_SUPPLIED MATERIAL_.
▬▬▬

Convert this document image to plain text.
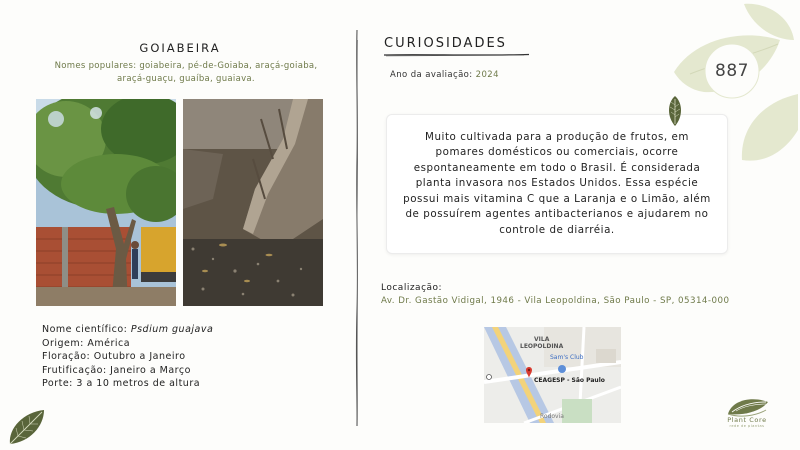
GOIABEIRA
Nomes populares: goiabeira, pé-de-Goiaba, araçá-goiaba, araçá-guaçu, guaíba, guaiava.
Nome científico: Psdium guajava
Origem: América
Floração: Outubro a Janeiro
Frutificação: Janeiro a Março
Porte: 3 a 10 metros de altura
CURIOSIDADES
Ano da avaliação: 2024

Muito cultivada para a produção de frutos, em pomares domésticos ou comerciais, ocorre espontaneamente em todo o Brasil. É considerada planta invasora nos Estados Unidos. Essa espécie possui mais vitamina C que a Laranja e o Limão, além de possuírem agentes antibacterianos e ajudarem no controle de diarréia.

Localização:
Av. Dr. Gastão Vidigal, 1946 - Vila Leopoldina, São Paulo - SP, 05314-000
VILA
LEOPOLDINA
Sam's Club
CEAGESP - São Paulo
Rodovia
887
Plant Core
rede de plantas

▬▬▬

_REQUIRED WORK_.
The records above should be written out in full and unchanged, except that pictures are dropped.

_WRITTEN ANSWER_.
Convert this document image to plain text.
GOIABEIRA
Nomes populares: goiabeira, pé-de-Goiaba, araçá-goiaba, araçá-guaçu, guaíba, guaiava.
Nome científico: Psdium guajava
Origem: América
Floração: Outubro a Janeiro
Frutificação: Janeiro a Março
Porte: 3 a 10 metros de altura
CURIOSIDADES
Ano da avaliação: 2024

Muito cultivada para a produção de frutos, em pomares domésticos ou comerciais, ocorre espontaneamente em todo o Brasil. É considerada planta invasora nos Estados Unidos. Essa espécie possui mais vitamina C que a Laranja e o Limão, além de possuírem agentes antibacterianos e ajudarem no controle de diarréia.

Localização:
Av. Dr. Gastão Vidigal, 1946 - Vila Leopoldina, São Paulo - SP, 05314-000
VILA
LEOPOLDINA
Sam's Club
CEAGESP - São Paulo
Rodovia
887
Plant Core
rede de plantas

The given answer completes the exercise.